- TAREFA A: Transcreva literalmente o trecho da matéria sobre o reaparelhamento da Marinha que começa com as palavras que contêm "Em evento no" e termina com "não foi assinado.".
- TAREFA B:
Responda com base na matéria sobre o reaparelhamento da Marinha:
(i) Que cargo Francisco Deiana ocupa?
(ii) Qual é o custo estimado de cada navio-patrulha de grande porte?
(iii) Quem tem a palavra final sobre as propostas analisadas pela Marinha?
- TAREFA C: Liste todas as pessoas citadas nominalmente na matéria sobre o reaparelhamento da Marinha.

- TRECHO SELECIONADO:
Marinha quer pacote entre 70 e 80 bi de euros. Projeção de investimentos para 20 anos foi feita por diretor em evento para executivos do setor PDF Print E-mail
Written by Administrator   
Thursday, 13 May 2010 14:58


Os investimentos no novo plano de reaparelhamento proposto pela Marinha podem superar os 70 bilhões de euros, segundo projeção feita pelo diretor de engenharia naval da Marinha, Francisco Deiana. “São entre 70 e 80 bilhões, mas para um prazo de 20 anos”, afirmou.

Em evento no Rio para executivos do setor naval, o militar detalhou a carteira de encomendas do programa que prevê a construção. De diversos tipos de embarcações, sempre a partir da parceria entre uma empresa detentora de tecnologia e um estaleiro brasileiro. Dois primeiros lotes de pequenas embarcações de patrulha já foram licitadas. Ainda este ano, a Marinha pretende contratar um terceiro lote, de navios-patrulha de grande porte, com custo estimado em R$ 230 milhões cada. O processo é semelhante ao promovido pela Aeronáutica na compra dos caças. A Marinha analisará as propostas de cada interessado e enviará um parecer para a Presidência, que tem a palavra final. No caso dos caças, o governo se posicionou em favor da proposta da empresa francesa Dassault, após negociações entre os presidentes Luiz Inácio Lula da Silva e Nicolas Sarkozy. O contrato, no entanto, ainda não foi assinado.

Itens do conjunto de dados:
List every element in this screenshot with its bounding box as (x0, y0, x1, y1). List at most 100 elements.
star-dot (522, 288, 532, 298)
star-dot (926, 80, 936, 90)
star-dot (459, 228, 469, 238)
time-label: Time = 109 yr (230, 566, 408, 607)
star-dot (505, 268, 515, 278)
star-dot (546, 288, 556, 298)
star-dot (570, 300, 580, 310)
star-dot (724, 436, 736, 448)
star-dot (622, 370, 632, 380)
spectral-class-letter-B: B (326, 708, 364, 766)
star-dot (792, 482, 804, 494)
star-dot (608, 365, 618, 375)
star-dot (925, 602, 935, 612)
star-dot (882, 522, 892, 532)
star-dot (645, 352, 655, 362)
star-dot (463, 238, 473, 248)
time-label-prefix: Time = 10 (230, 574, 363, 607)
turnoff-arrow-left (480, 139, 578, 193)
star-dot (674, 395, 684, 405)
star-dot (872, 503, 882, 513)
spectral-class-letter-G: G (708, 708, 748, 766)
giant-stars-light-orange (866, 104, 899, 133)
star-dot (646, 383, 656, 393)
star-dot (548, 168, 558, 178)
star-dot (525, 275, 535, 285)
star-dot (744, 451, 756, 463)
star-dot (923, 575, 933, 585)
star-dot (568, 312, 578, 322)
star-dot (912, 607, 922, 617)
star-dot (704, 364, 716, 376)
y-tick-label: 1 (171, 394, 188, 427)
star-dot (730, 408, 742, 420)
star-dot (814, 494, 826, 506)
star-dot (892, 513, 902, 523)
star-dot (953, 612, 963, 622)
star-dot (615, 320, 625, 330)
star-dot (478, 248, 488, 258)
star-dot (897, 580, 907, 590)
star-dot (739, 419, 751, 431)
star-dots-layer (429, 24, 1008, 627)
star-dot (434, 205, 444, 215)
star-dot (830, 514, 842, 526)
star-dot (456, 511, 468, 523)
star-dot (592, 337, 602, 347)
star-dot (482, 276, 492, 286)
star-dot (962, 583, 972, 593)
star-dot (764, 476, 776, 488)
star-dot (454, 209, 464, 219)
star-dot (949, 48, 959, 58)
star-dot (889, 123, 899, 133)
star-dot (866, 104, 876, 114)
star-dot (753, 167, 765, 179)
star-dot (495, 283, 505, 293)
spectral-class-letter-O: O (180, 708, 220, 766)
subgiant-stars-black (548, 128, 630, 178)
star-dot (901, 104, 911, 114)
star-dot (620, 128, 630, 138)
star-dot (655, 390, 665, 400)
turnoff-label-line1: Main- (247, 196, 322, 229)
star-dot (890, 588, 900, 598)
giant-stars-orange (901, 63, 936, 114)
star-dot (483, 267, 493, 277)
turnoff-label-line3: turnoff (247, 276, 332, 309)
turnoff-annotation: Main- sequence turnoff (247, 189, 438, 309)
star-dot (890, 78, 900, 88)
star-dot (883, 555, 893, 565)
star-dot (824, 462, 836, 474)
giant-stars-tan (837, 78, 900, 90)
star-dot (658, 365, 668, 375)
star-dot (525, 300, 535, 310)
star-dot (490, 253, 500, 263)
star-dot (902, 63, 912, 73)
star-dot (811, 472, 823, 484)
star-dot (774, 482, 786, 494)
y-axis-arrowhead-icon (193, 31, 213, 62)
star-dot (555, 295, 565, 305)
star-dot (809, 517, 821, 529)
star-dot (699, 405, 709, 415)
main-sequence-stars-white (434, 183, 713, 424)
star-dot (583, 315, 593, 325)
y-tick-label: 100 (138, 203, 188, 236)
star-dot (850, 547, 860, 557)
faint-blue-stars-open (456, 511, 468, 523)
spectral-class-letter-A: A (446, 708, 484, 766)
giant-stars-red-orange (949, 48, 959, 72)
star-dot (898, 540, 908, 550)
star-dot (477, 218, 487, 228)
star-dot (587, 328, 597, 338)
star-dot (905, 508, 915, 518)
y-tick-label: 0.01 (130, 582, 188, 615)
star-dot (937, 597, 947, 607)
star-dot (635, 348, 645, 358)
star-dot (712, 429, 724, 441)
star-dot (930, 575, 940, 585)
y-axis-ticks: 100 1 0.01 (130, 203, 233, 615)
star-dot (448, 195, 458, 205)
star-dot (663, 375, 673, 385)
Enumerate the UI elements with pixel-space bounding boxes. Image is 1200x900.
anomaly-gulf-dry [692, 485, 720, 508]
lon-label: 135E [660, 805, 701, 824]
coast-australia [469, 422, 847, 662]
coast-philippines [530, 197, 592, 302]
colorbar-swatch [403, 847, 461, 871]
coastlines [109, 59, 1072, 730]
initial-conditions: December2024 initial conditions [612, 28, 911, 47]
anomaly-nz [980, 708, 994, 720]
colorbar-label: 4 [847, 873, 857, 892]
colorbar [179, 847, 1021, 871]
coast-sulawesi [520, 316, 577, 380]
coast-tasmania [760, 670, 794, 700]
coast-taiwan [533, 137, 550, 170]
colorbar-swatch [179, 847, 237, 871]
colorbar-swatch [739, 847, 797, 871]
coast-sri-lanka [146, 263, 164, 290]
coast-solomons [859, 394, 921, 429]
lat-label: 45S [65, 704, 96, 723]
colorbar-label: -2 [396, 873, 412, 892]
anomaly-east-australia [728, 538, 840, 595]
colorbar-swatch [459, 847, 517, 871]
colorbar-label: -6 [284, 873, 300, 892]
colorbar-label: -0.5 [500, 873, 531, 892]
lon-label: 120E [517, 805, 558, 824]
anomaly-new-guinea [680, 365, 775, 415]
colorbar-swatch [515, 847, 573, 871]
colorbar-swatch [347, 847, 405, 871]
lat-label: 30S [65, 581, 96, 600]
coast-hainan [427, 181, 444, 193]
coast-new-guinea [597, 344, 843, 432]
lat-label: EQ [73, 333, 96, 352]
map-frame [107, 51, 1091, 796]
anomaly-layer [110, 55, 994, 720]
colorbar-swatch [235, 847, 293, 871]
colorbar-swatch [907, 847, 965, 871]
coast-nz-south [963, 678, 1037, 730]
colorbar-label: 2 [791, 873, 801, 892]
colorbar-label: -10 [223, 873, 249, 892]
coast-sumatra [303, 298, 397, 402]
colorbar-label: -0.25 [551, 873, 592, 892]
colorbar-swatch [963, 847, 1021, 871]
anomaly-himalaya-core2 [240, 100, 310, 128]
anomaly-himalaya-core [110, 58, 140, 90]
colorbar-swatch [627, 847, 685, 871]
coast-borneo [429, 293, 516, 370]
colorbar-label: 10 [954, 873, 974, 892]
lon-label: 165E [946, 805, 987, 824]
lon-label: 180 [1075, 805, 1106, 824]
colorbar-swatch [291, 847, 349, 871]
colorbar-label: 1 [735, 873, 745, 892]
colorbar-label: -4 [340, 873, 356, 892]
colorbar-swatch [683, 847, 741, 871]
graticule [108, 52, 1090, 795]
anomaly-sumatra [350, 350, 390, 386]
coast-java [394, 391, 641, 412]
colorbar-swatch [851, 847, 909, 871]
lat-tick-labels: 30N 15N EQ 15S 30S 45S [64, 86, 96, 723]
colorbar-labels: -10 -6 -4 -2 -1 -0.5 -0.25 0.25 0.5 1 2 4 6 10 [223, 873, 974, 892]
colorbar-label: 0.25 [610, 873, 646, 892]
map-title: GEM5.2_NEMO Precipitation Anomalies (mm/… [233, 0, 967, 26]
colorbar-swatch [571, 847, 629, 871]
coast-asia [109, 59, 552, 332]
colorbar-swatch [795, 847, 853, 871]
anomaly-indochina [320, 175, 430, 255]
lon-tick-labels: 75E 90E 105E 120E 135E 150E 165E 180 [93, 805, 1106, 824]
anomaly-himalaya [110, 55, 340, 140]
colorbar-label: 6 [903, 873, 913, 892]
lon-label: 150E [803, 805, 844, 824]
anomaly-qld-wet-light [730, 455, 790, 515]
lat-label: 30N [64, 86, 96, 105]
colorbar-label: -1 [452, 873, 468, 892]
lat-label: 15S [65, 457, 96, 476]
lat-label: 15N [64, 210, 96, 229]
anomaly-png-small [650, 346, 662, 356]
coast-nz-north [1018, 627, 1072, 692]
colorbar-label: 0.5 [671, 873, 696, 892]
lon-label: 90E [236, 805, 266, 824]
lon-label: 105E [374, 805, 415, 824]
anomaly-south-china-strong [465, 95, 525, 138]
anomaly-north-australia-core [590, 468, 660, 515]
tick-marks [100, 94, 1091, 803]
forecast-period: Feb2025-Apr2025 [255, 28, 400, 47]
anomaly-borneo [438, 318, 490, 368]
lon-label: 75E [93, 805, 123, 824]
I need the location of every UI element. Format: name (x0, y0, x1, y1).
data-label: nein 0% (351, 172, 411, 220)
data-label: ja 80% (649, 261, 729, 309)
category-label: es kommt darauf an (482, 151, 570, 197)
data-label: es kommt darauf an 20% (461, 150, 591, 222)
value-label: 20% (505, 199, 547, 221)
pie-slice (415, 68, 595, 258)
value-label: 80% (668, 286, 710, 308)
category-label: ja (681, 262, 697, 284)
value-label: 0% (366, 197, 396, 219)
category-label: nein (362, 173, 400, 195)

- RESULTADO A:
Em evento no Rio para executivos do setor naval, o militar detalhou a carteira de encomendas do programa que prevê a construção. De diversos tipos de embarcações, sempre a partir da parceria entre uma empresa detentora de tecnologia e um estaleiro brasileiro. Dois primeiros lotes de pequenas embarcações de patrulha já foram licitadas. Ainda este ano, a Marinha pretende contratar um terceiro lote, de navios-patrulha de grande porte, com custo estimado em R$ 230 milhões cada. O processo é semelhante ao promovido pela Aeronáutica na compra dos caças. A Marinha analisará as propostas de cada interessado e enviará um parecer para a Presidência, que tem a palavra final. No caso dos caças, o governo se posicionou em favor da proposta da empresa francesa Dassault, após negociações entre os presidentes Luiz Inácio Lula da Silva e Nicolas Sarkozy. O contrato, no entanto, ainda não foi assinado.

- RESULTADO B:
(i) Diretor de engenharia naval da Marinha.
(ii) R$ 230 milhões.
(iii) A Presidência.

- RESULTADO C:
Francisco Deiana
Luiz Inácio Lula da Silva
Nicolas Sarkozy